┏━━

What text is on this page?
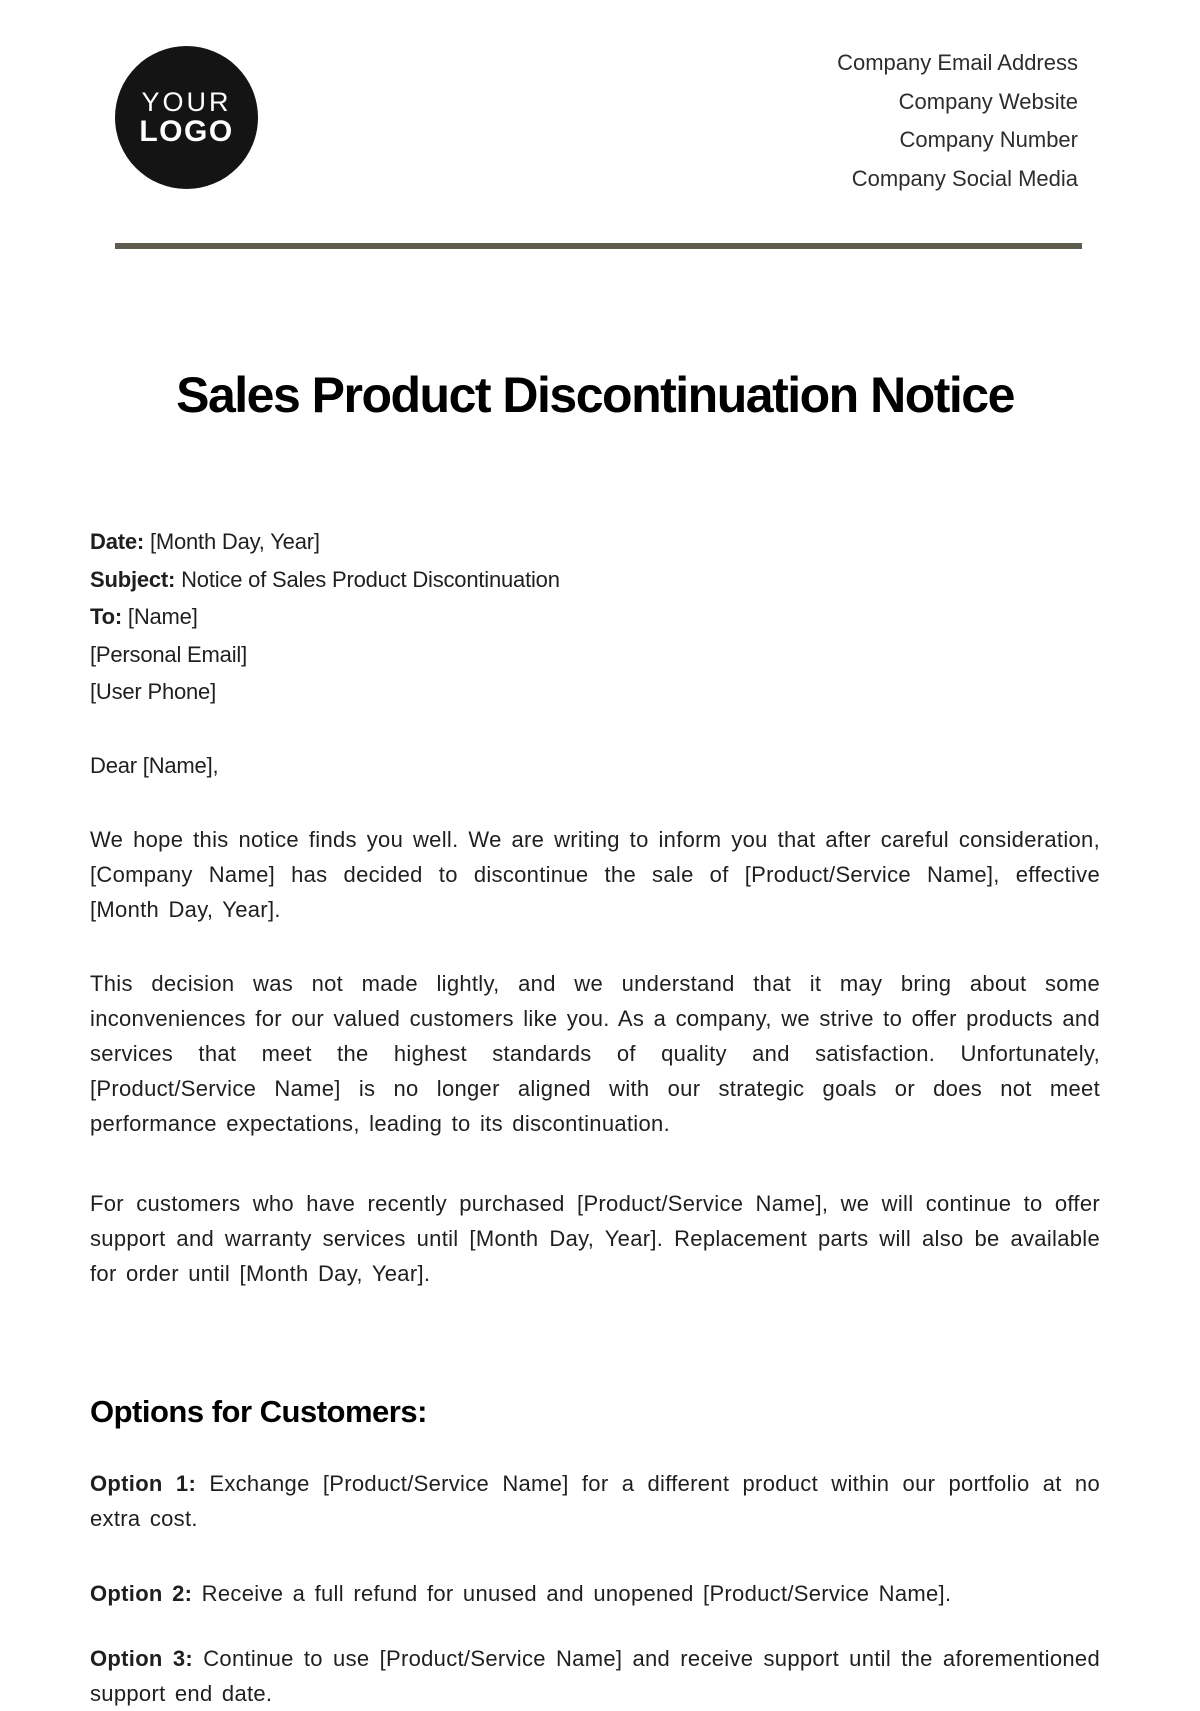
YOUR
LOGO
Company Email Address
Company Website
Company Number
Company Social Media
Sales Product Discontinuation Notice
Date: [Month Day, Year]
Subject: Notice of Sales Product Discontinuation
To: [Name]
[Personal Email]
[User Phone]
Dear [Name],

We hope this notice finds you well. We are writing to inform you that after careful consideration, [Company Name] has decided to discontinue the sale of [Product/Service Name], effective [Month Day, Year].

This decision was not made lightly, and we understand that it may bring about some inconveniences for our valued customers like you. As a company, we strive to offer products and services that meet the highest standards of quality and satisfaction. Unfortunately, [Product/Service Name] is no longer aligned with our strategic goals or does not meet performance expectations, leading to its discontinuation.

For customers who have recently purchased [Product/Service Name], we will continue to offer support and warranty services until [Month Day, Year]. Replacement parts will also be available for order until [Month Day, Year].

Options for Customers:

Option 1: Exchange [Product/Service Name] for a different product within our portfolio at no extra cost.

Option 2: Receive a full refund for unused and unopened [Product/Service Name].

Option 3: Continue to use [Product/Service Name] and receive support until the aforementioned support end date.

┗━━
┏━━

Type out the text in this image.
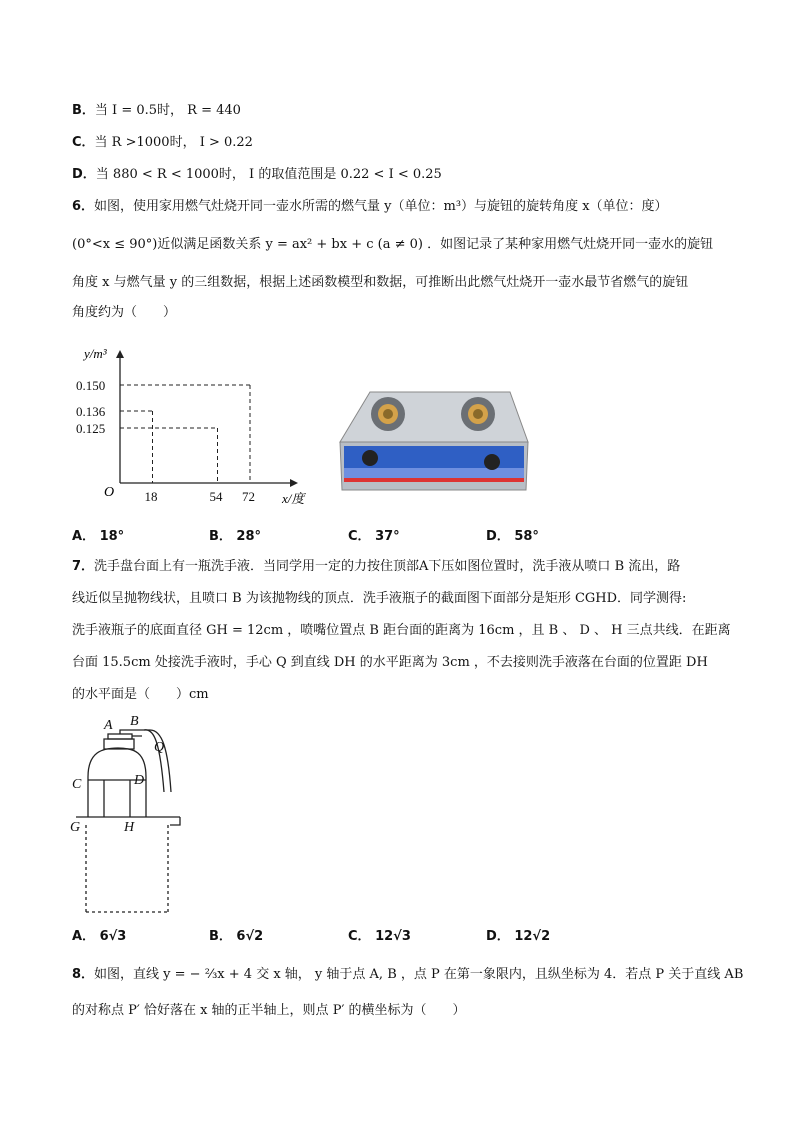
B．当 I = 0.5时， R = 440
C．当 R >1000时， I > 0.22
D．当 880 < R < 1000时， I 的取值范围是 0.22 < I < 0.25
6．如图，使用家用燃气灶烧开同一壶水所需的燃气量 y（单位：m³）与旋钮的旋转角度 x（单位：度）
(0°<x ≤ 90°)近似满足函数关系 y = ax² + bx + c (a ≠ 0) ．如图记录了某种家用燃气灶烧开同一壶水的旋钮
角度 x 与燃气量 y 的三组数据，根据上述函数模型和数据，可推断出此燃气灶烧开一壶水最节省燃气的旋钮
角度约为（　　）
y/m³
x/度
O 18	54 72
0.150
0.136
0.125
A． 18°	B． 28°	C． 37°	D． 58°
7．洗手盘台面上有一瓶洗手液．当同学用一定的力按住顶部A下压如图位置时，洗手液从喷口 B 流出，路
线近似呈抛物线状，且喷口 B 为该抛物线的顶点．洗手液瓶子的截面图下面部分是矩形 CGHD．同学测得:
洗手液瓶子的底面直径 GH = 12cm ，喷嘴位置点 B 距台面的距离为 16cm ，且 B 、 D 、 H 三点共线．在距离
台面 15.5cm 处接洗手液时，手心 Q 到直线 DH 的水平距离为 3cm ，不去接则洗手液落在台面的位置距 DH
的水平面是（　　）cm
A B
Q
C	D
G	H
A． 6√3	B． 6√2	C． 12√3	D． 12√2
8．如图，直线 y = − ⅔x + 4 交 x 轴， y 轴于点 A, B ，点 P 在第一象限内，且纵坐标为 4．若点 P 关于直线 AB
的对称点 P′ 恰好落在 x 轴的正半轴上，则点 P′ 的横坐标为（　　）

┗━━
┏━━

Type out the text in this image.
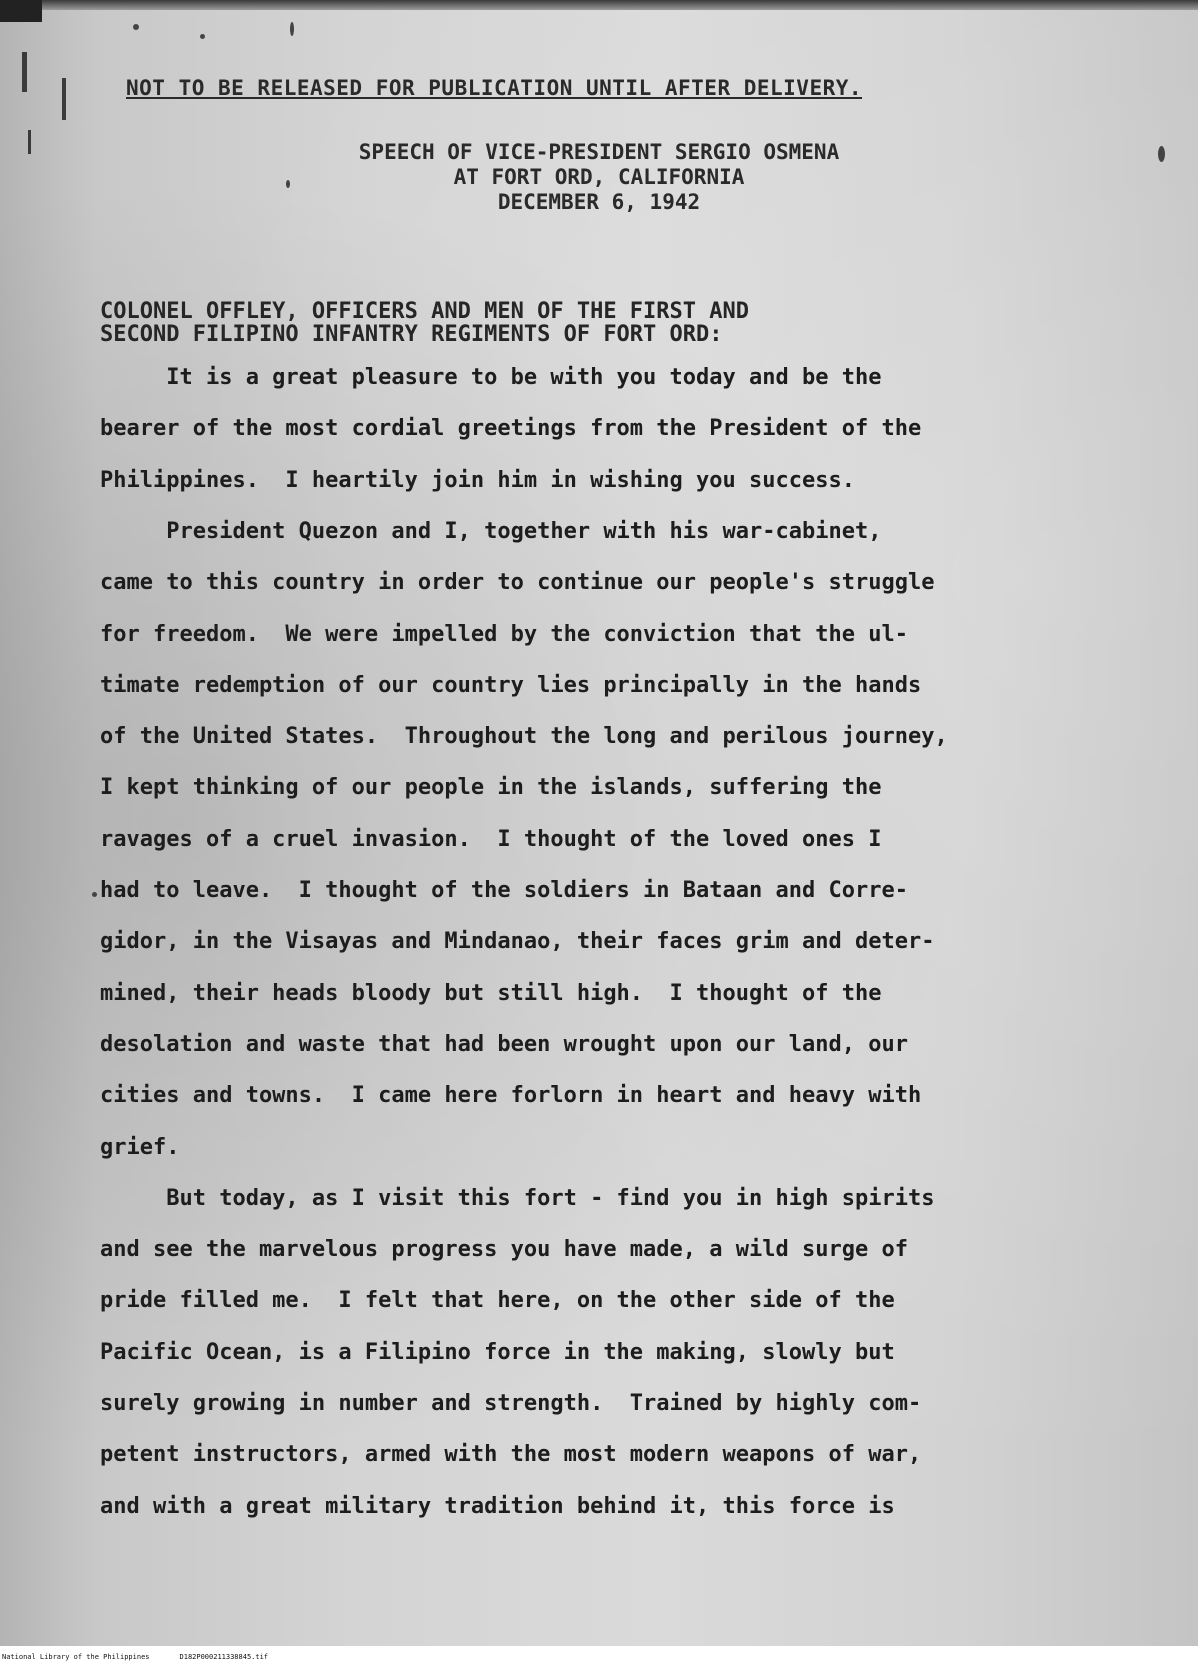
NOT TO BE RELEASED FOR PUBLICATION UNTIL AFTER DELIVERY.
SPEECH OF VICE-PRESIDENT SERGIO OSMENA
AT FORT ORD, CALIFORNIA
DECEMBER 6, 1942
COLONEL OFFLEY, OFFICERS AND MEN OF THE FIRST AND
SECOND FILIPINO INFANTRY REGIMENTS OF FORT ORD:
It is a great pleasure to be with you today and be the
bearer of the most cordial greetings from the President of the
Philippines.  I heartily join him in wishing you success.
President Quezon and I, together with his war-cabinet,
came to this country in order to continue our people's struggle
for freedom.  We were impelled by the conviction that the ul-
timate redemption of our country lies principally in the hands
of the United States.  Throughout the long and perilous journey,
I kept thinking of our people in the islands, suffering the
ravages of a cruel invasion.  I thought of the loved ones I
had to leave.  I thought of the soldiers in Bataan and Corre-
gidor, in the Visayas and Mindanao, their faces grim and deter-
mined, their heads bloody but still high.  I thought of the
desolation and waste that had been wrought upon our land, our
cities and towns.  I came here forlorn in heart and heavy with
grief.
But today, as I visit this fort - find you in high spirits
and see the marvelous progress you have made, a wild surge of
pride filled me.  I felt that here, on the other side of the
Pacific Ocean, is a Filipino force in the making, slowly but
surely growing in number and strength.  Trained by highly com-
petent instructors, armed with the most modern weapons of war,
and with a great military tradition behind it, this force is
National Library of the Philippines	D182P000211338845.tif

┗━━

What to work on>
Reproduce each line holding the word "most".

The output>
bearer of the most cordial greetings from the President of the
petent instructors, armed with the most modern weapons of war,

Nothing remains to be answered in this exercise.